(TASK TO COMPLETE) Return each line containing "email".

(EXERCISE MATERIALS)
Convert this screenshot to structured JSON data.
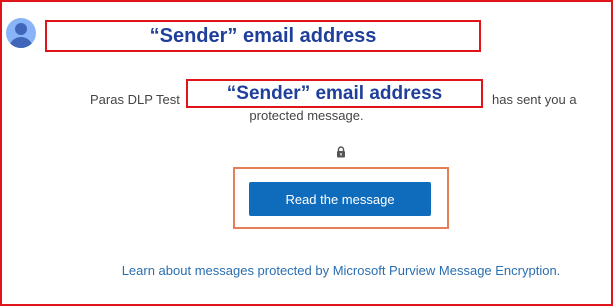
{
  "annotation": {
    "top_label": "“Sender” email address",
    "inline_label": "“Sender” email address"
  },
  "message": {
    "sender_prefix": "Paras DLP Test",
    "sender_suffix": "has sent you a",
    "line2": "protected message."
  },
  "actions": {
    "read_button": "Read the message",
    "learn_more": "Learn about messages protected by Microsoft Purview Message Encryption."
  },
  "icons": {
    "avatar": "person-avatar-icon",
    "lock": "lock-icon"
  },
  "colors": {
    "callout_border": "#e0141b",
    "callout_text": "#1f3f9a",
    "button_bg": "#0f6cbd",
    "button_highlight": "#e67e5a",
    "link": "#2a6fb0",
    "avatar_bg": "#8ab4f8"
  }
}
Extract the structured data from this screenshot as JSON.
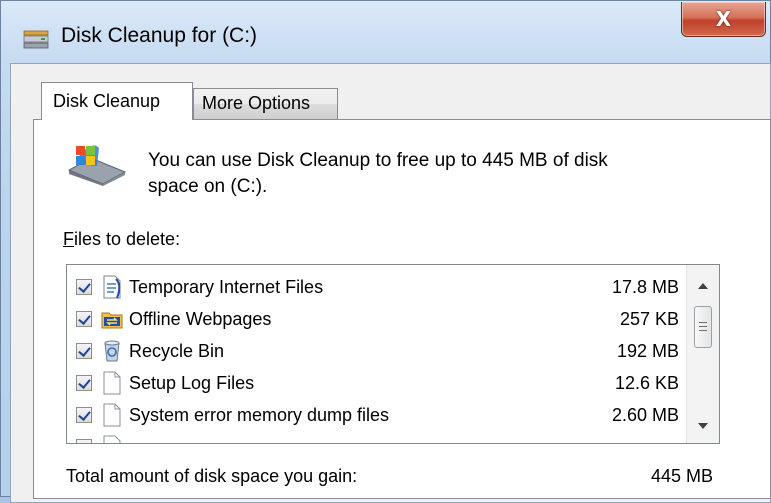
{
  "window": {
    "title": "Disk Cleanup for  (C:)",
    "close_label": "X"
  },
  "tabs": [
    {
      "label": "Disk Cleanup",
      "active": true
    },
    {
      "label": "More Options",
      "active": false
    }
  ],
  "intro": {
    "line1": "You can use Disk Cleanup to free up to 445 MB of disk",
    "line2": "space on  (C:)."
  },
  "files_label_underline": "F",
  "files_label_rest": "iles to delete:",
  "files": [
    {
      "name": "Temporary Internet Files",
      "size": "17.8 MB",
      "checked": true,
      "icon": "document-icon"
    },
    {
      "name": "Offline Webpages",
      "size": "257 KB",
      "checked": true,
      "icon": "sync-folder-icon"
    },
    {
      "name": "Recycle Bin",
      "size": "192 MB",
      "checked": true,
      "icon": "recycle-bin-icon"
    },
    {
      "name": "Setup Log Files",
      "size": "12.6 KB",
      "checked": true,
      "icon": "blank-file-icon"
    },
    {
      "name": "System error memory dump files",
      "size": "2.60 MB",
      "checked": true,
      "icon": "blank-file-icon"
    }
  ],
  "total": {
    "label": "Total amount of disk space you gain:",
    "value": "445 MB"
  },
  "colors": {
    "frame": "#b5cfec",
    "close_button": "#c0412a",
    "checkmark": "#21409a"
  }
}
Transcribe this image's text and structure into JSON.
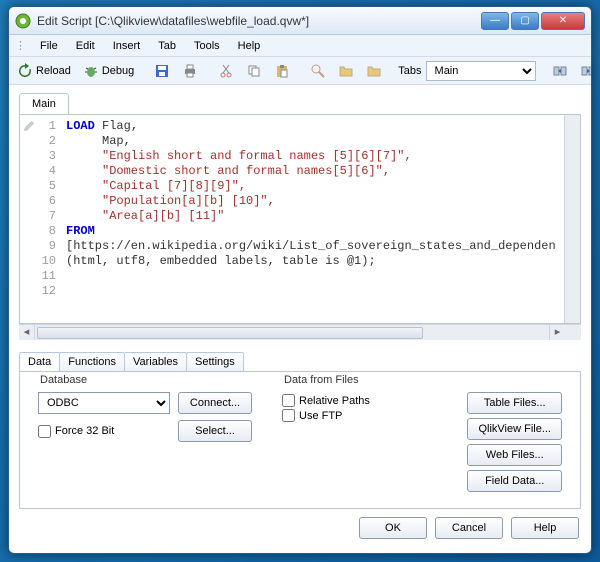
{
  "title": "Edit Script [C:\\Qlikview\\datafiles\\webfile_load.qvw*]",
  "menu": {
    "file": "File",
    "edit": "Edit",
    "insert": "Insert",
    "tab": "Tab",
    "tools": "Tools",
    "help": "Help"
  },
  "toolbar": {
    "reload": "Reload",
    "debug": "Debug",
    "tabs_label": "Tabs",
    "tab_selected": "Main"
  },
  "script_tab": "Main",
  "code": {
    "line_count": 12,
    "l1_kw": "LOAD",
    "l1_rest": " Flag,",
    "l2": "     Map,",
    "l3": "     \"English short and formal names [5][6][7]\",",
    "l4": "     \"Domestic short and formal names[5][6]\",",
    "l5": "     \"Capital [7][8][9]\",",
    "l6": "     \"Population[a][b] [10]\",",
    "l7": "     \"Area[a][b] [11]\"",
    "l8": "FROM",
    "l9": "[https://en.wikipedia.org/wiki/List_of_sovereign_states_and_dependen",
    "l10": "(html, utf8, embedded labels, table is @1);"
  },
  "bottom_tabs": {
    "data": "Data",
    "functions": "Functions",
    "variables": "Variables",
    "settings": "Settings"
  },
  "data_panel": {
    "database_title": "Database",
    "db_selected": "ODBC",
    "connect": "Connect...",
    "select": "Select...",
    "force32": "Force 32 Bit",
    "files_title": "Data from Files",
    "relative": "Relative Paths",
    "useftp": "Use FTP",
    "table_files": "Table Files...",
    "qlikview_file": "QlikView File...",
    "web_files": "Web Files...",
    "field_data": "Field Data..."
  },
  "dialog_buttons": {
    "ok": "OK",
    "cancel": "Cancel",
    "help": "Help"
  }
}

(CORRECT ANSWER)
    "top_label": "“Sender” email address",
    "inline_label": "“Sender” email address"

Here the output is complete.